SET EXERCISE: Work out how many lines in the entries below include the word "better". Give nothing but the number.

INPUT:
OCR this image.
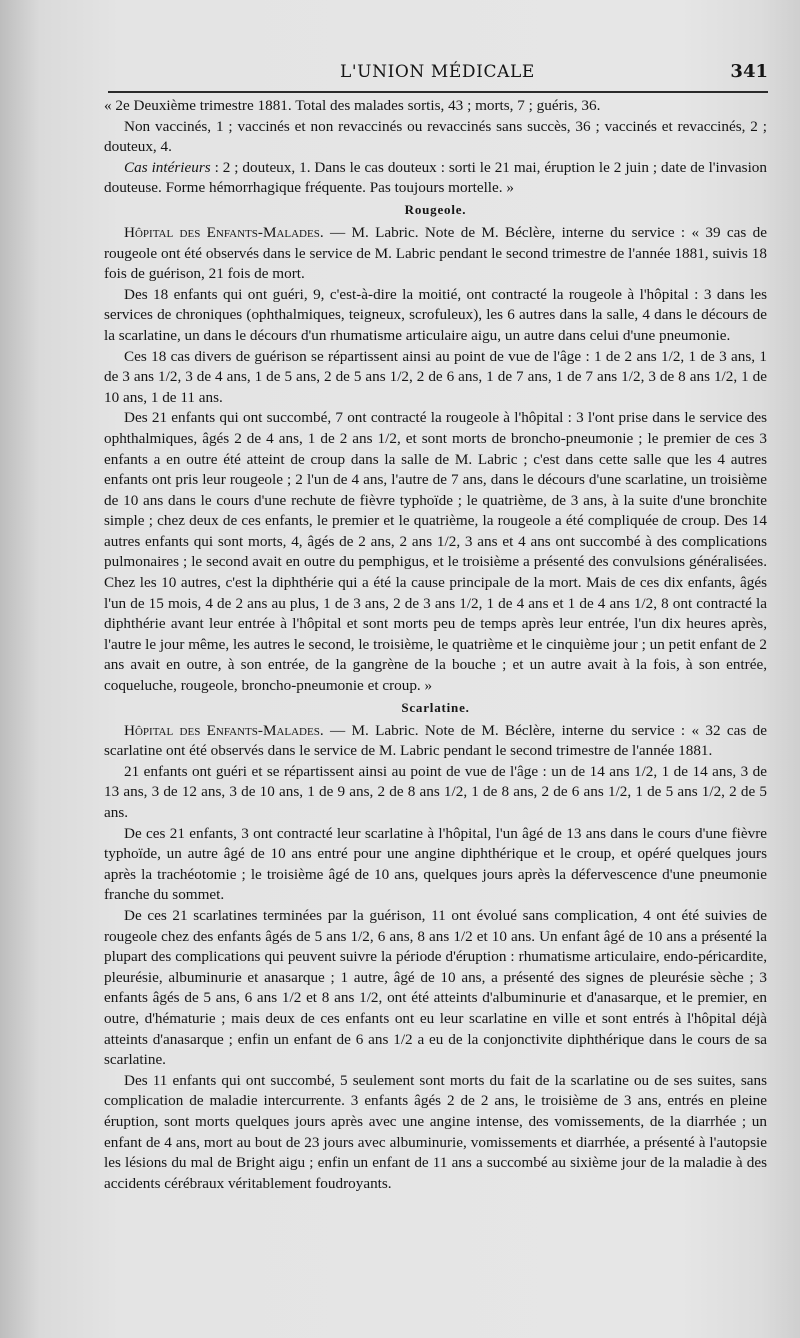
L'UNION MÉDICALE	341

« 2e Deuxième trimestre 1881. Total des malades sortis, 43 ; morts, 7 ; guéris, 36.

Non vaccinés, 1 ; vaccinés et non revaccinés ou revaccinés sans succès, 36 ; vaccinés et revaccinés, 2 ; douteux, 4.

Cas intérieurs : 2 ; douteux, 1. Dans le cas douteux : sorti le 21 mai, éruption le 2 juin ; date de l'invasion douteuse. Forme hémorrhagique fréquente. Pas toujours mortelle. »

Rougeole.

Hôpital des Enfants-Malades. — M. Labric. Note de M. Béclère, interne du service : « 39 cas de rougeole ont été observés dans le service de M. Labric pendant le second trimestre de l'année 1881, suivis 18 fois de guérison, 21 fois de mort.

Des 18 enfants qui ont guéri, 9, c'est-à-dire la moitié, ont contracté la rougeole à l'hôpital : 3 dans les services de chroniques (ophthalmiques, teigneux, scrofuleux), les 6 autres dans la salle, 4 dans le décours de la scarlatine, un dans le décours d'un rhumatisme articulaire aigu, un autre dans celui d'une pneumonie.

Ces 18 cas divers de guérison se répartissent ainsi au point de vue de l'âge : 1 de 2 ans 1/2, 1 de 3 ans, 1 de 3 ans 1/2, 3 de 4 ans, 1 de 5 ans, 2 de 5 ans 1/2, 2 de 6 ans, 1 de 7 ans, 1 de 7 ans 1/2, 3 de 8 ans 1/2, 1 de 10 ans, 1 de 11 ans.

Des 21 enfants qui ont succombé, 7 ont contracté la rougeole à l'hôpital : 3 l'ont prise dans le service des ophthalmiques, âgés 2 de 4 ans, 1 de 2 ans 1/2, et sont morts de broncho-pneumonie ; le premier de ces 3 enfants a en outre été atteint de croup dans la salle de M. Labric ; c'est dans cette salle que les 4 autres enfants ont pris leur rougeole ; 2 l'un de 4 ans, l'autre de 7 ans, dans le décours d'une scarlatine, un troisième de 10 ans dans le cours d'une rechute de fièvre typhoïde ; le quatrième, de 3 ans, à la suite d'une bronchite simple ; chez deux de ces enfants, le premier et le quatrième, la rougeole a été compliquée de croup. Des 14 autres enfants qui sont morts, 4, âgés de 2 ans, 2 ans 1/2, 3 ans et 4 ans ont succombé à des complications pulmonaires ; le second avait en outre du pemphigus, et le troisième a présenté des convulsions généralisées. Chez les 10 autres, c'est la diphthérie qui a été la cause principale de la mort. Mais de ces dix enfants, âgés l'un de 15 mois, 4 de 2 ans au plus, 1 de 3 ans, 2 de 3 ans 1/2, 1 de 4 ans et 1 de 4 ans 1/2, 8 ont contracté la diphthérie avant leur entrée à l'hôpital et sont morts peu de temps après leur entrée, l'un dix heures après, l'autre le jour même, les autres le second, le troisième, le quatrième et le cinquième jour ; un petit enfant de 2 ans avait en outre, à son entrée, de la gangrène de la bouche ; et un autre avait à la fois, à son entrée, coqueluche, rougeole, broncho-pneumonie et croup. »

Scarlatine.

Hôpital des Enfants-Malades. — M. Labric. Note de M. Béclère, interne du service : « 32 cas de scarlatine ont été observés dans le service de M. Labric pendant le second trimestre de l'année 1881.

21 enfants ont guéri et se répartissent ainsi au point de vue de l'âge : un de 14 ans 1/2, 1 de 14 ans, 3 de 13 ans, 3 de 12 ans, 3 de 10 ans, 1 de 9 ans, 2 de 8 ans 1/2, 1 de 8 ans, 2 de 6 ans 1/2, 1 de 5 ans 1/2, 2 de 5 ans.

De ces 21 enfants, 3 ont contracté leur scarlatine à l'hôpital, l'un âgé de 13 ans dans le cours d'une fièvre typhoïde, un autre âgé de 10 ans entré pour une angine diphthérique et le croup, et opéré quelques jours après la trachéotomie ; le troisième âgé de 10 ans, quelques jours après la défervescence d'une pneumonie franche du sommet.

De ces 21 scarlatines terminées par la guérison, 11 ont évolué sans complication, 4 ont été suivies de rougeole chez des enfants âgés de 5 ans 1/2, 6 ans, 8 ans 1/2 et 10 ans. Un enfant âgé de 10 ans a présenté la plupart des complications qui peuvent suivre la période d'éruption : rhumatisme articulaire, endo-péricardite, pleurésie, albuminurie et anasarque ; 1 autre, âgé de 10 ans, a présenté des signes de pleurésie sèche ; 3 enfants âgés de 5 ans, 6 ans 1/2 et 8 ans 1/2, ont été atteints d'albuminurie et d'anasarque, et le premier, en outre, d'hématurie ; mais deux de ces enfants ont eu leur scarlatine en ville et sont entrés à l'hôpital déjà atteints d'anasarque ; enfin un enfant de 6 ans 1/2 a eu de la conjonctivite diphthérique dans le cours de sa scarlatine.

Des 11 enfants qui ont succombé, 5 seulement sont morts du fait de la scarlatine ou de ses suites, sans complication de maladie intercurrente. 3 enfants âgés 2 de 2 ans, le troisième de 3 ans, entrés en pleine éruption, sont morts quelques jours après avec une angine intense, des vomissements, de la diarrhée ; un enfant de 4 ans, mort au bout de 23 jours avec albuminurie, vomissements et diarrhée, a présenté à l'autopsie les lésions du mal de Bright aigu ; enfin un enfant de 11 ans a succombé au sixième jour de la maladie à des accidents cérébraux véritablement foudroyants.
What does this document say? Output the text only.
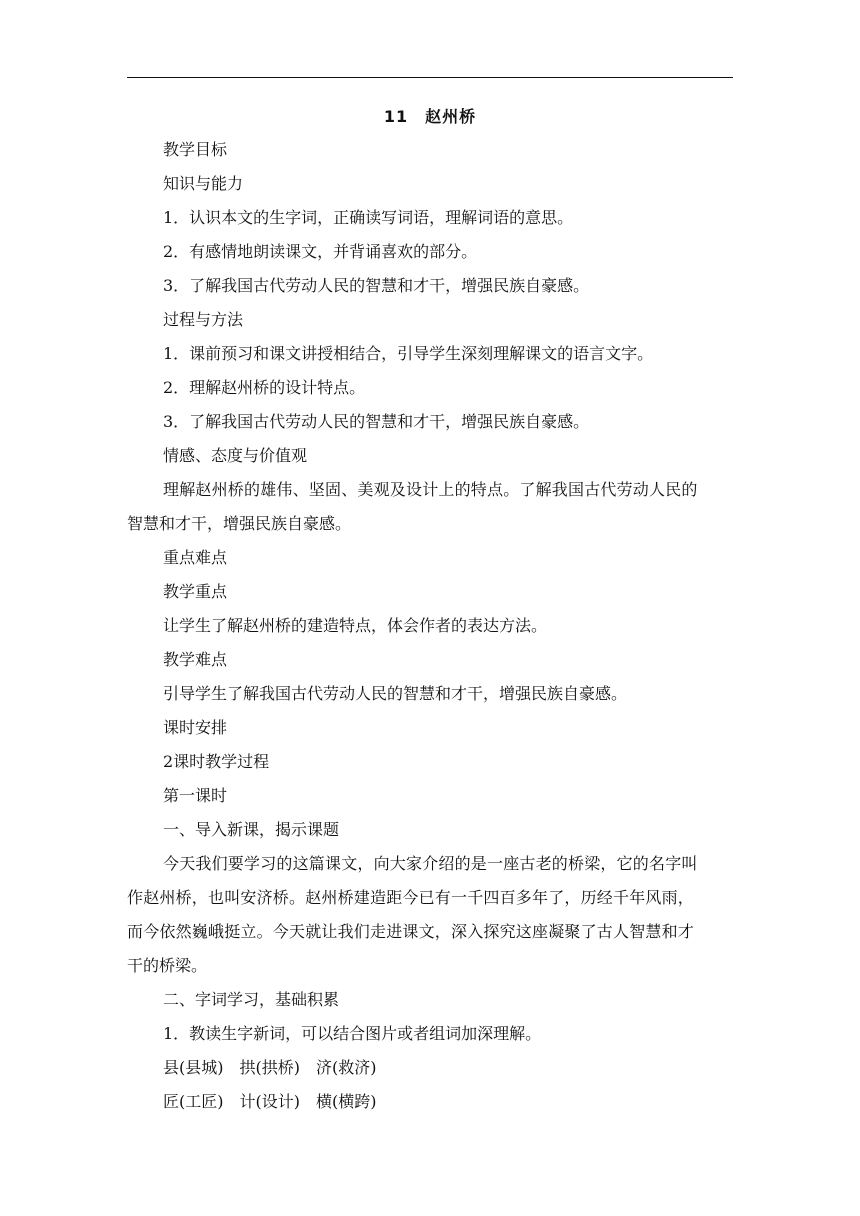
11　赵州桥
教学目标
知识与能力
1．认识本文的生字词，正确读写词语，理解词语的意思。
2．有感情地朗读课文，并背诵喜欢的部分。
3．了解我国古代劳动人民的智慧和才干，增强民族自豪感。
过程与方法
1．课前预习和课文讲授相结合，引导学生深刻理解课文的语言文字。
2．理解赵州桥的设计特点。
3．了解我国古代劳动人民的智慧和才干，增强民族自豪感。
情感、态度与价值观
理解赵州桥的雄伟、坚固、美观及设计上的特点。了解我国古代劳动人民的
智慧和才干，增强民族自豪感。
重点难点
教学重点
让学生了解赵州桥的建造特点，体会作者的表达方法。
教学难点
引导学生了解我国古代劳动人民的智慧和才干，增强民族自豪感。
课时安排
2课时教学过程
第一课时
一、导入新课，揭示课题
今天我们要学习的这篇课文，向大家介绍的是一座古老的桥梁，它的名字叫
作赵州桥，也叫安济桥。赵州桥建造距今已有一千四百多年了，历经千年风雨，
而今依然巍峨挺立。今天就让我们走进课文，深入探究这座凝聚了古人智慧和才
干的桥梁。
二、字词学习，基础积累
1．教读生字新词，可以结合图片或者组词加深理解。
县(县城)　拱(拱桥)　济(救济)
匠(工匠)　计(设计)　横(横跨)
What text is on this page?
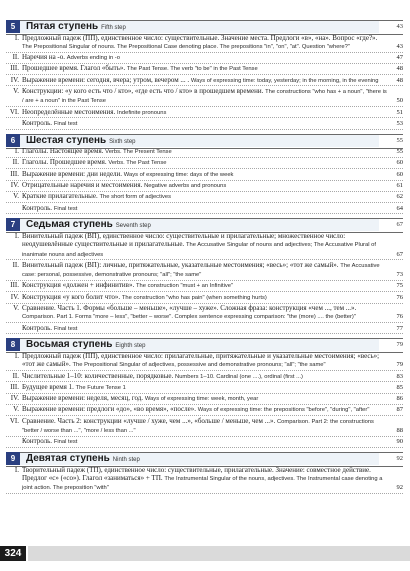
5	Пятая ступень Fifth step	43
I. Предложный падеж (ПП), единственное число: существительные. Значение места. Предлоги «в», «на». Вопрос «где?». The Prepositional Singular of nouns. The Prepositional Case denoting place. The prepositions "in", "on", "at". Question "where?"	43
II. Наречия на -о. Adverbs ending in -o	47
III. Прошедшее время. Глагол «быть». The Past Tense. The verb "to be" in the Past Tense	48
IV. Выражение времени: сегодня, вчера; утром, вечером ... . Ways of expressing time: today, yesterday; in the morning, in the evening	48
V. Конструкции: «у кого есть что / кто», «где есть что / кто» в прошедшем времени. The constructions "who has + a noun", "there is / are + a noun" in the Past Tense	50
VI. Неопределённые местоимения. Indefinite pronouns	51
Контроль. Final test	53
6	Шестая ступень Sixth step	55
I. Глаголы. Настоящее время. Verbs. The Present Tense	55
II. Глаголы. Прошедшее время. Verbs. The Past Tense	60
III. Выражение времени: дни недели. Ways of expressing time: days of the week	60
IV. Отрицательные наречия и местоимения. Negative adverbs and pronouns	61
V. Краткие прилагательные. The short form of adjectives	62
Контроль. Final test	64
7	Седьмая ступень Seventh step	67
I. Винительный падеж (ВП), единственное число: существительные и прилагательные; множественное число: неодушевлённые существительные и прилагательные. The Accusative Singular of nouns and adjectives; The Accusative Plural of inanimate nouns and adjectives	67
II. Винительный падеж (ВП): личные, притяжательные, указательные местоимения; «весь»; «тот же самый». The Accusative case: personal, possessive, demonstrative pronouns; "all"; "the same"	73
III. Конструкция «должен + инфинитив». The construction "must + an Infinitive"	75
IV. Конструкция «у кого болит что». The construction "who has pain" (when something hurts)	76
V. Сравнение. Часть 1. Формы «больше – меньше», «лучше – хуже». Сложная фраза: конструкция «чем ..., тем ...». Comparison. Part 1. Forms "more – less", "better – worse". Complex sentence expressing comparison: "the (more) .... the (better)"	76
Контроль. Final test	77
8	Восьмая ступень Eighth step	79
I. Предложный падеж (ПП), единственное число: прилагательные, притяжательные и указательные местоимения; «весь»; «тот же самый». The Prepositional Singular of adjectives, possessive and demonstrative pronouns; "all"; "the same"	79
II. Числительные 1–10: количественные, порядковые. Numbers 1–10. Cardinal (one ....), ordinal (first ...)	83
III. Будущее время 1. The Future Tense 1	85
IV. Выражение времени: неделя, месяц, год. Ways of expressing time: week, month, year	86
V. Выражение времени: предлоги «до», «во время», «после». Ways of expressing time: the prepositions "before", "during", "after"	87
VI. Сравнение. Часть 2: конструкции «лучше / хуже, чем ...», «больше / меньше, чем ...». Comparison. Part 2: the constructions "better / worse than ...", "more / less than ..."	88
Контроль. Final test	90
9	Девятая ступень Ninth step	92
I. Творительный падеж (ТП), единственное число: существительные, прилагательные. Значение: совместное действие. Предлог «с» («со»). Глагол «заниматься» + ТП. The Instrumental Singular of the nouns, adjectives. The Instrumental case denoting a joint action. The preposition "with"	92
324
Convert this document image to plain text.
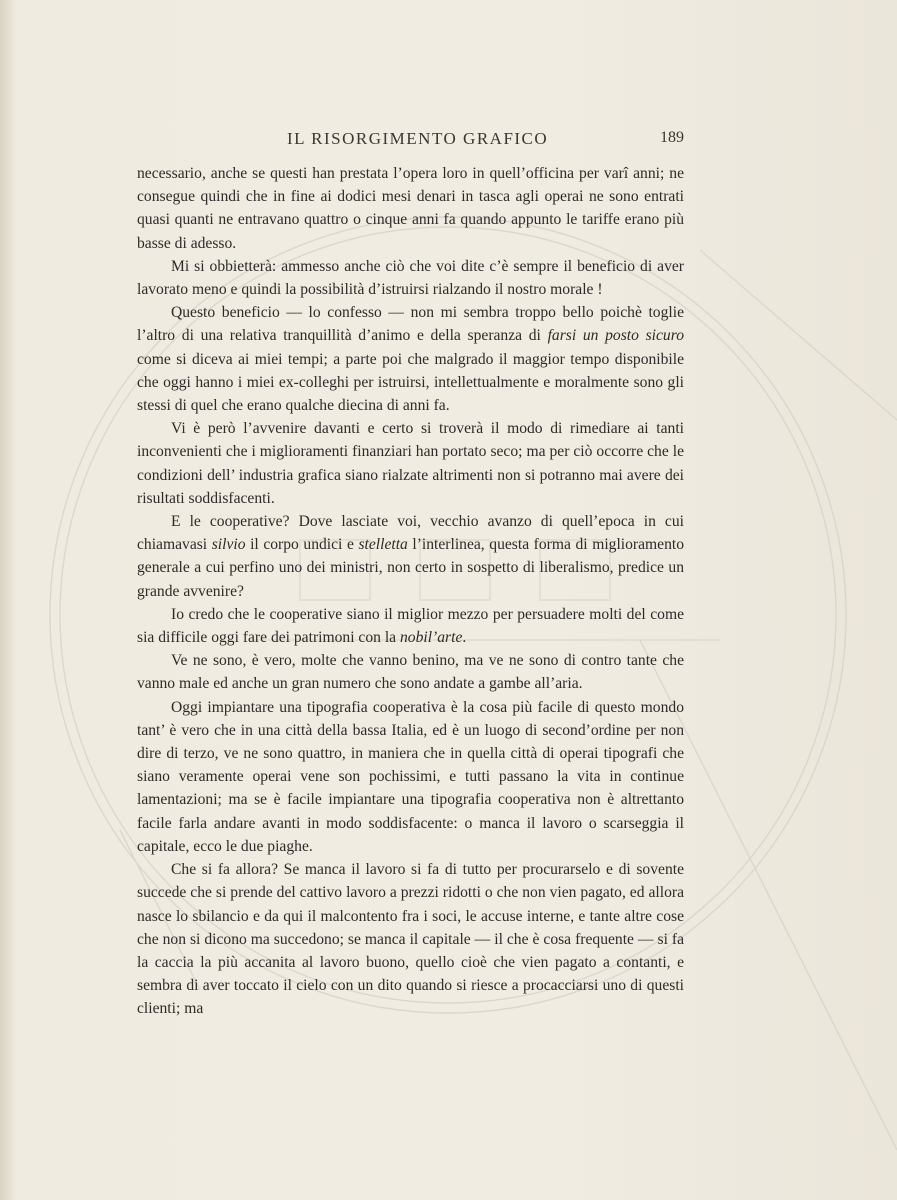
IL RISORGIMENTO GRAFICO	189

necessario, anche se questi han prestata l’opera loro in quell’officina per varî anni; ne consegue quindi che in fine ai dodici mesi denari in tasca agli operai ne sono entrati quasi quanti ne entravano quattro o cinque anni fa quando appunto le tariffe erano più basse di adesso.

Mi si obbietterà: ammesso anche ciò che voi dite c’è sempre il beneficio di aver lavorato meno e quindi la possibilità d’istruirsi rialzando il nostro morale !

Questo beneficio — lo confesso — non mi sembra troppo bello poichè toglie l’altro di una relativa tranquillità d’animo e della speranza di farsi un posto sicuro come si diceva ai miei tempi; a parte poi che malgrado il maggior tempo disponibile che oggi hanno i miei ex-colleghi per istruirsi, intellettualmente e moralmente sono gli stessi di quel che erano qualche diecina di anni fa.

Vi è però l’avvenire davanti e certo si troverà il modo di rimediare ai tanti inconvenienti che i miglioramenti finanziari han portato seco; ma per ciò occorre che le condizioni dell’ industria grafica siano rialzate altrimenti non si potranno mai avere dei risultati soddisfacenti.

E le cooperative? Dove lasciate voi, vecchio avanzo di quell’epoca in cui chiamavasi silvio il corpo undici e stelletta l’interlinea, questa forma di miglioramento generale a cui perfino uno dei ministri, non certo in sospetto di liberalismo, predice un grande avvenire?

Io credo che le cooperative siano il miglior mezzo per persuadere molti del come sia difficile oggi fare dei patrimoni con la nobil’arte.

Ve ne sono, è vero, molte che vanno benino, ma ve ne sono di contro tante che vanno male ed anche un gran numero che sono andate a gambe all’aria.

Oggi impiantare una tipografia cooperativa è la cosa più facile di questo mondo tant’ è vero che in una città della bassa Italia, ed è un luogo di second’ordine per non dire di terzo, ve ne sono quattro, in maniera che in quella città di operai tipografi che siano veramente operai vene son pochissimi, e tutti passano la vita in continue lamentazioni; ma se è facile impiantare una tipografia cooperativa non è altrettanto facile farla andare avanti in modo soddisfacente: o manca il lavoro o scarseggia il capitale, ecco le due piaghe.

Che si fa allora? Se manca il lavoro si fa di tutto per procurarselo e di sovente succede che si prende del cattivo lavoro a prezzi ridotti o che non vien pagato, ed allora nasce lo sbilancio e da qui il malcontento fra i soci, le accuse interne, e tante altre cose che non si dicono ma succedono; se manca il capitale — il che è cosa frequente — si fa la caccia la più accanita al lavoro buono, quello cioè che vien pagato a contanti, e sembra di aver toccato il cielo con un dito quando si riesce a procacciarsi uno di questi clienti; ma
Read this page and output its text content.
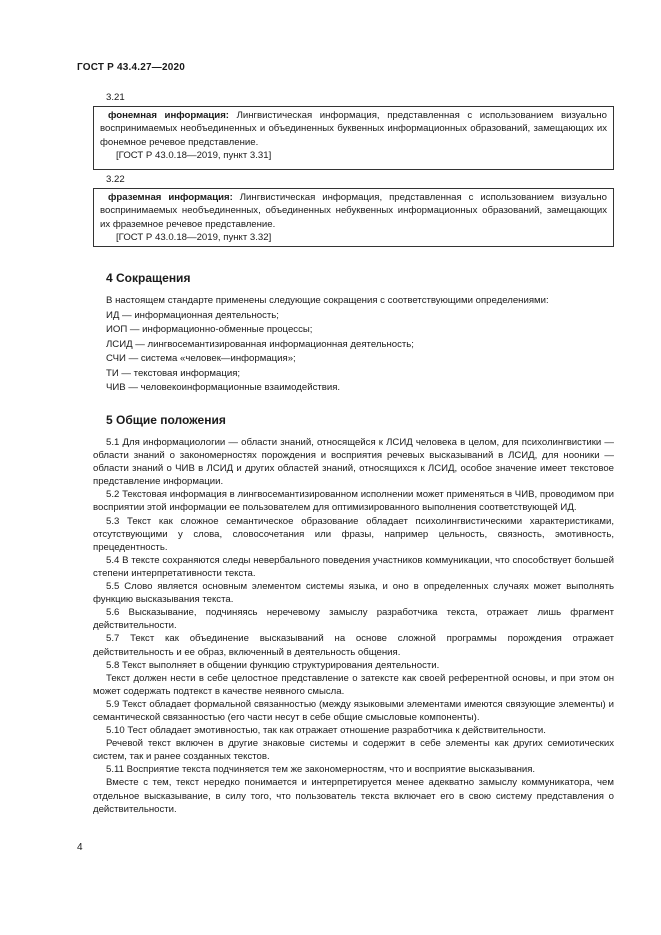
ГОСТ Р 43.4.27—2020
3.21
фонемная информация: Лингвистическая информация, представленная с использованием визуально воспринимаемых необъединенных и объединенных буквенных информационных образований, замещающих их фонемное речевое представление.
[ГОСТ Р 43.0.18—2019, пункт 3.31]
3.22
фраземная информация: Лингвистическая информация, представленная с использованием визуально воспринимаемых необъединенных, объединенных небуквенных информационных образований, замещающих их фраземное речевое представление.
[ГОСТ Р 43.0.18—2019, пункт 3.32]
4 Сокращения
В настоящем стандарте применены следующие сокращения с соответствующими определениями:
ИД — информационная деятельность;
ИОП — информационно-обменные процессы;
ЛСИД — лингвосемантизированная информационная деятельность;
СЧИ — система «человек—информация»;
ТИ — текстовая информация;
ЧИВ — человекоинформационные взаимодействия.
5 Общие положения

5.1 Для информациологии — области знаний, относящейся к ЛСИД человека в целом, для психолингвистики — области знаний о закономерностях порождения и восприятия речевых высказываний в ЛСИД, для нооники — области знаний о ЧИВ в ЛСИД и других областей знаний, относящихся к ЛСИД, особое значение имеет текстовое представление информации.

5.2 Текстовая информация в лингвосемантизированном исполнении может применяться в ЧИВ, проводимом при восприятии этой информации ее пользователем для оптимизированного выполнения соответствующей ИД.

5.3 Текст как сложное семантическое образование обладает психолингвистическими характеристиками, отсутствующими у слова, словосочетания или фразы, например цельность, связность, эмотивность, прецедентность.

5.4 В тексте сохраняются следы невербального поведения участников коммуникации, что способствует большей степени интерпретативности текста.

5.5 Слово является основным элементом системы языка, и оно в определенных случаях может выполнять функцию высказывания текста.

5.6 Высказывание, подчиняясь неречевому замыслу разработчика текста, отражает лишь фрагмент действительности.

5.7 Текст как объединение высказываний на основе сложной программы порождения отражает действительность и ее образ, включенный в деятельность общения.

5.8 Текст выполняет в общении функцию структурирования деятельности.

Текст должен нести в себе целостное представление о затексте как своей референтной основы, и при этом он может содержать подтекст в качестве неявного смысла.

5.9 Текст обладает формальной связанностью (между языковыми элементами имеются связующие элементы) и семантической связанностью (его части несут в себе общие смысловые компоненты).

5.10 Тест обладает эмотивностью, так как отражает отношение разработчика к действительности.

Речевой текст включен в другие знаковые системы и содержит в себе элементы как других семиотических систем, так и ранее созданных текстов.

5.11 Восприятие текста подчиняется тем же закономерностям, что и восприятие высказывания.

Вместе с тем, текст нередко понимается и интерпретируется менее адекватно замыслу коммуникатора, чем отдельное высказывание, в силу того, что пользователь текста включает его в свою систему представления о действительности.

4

TASK ANSWER: 2